■ Source passage ■
■ ■ ■

South Carolina's 1st congressional district
| Nominee | Mark Sanford | Elizabeth Busch |  |
| Party | Republican | Democratic |
| Popular vote | 77,600 | 64,961 |
| Percentage | 54.0% | 45.2% |
- County results Sanford: 50–60% 60–70%
| U.S. Representative before election Tim Scott Republican | Elected U.S. Representative Mark Sanford Republican |

= 2013 South Carolina's 1st congressional district special election =

A special election for South Carolina's 1st congressional district was held on May 7, 2013, to fill the seat following the resignation of U.S. Representative Tim Scott, who was appointed to the United States Senate by Governor Nikki Haley to fill the seat previously held by Jim DeMint. DeMint resigned from the Senate on January 2, 2013, to accept a position as president of The Heritage Foundation.

■ ■ ■

[Data excerpts]

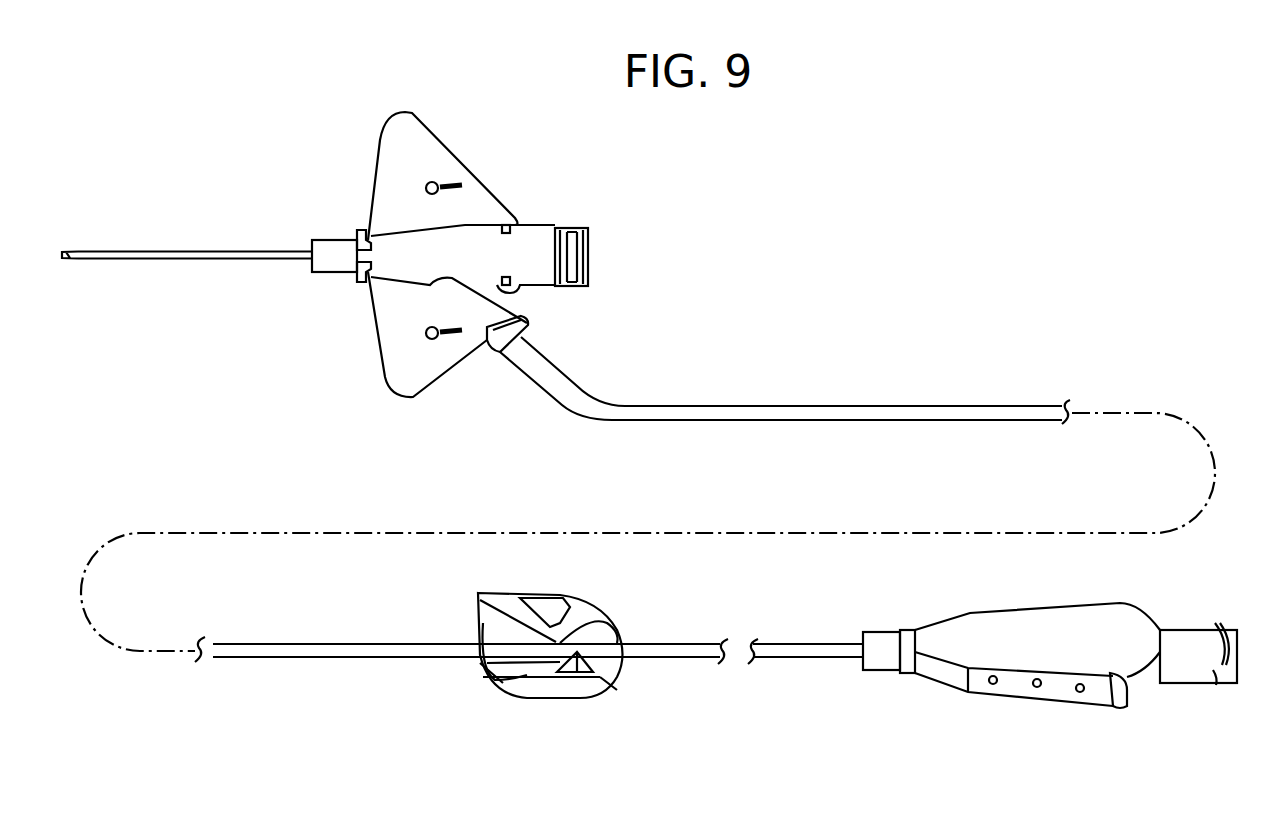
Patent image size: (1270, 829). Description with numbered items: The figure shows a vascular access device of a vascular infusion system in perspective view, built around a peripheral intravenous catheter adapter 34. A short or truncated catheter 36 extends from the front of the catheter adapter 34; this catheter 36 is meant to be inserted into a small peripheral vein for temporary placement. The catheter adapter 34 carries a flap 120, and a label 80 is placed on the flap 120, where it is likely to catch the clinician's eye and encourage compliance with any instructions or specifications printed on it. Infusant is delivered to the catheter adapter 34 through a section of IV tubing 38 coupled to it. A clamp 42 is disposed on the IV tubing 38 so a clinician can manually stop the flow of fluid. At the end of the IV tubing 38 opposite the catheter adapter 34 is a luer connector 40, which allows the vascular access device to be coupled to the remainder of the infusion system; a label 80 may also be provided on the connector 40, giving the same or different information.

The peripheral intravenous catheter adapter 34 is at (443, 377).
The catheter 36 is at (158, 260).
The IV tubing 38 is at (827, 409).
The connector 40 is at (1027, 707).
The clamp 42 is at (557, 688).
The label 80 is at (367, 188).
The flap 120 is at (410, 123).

■ ■ ■

■ Exercises ■
[a] Reproduce verbatim everything in the special election passage from "A special election" down to "The Heritage Foundation.".
[b] List every person named in the special election passage.

■ Answers to the exercise ■
[a]
A special election for South Carolina's 1st congressional district was held on May 7, 2013, to fill the seat following the resignation of U.S. Representative Tim Scott, who was appointed to the United States Senate by Governor Nikki Haley to fill the seat previously held by Jim DeMint. DeMint resigned from the Senate on January 2, 2013, to accept a position as president of The Heritage Foundation.

[b]
Mark Sanford
Elizabeth Busch
Tim Scott
Nikki Haley
Jim DeMint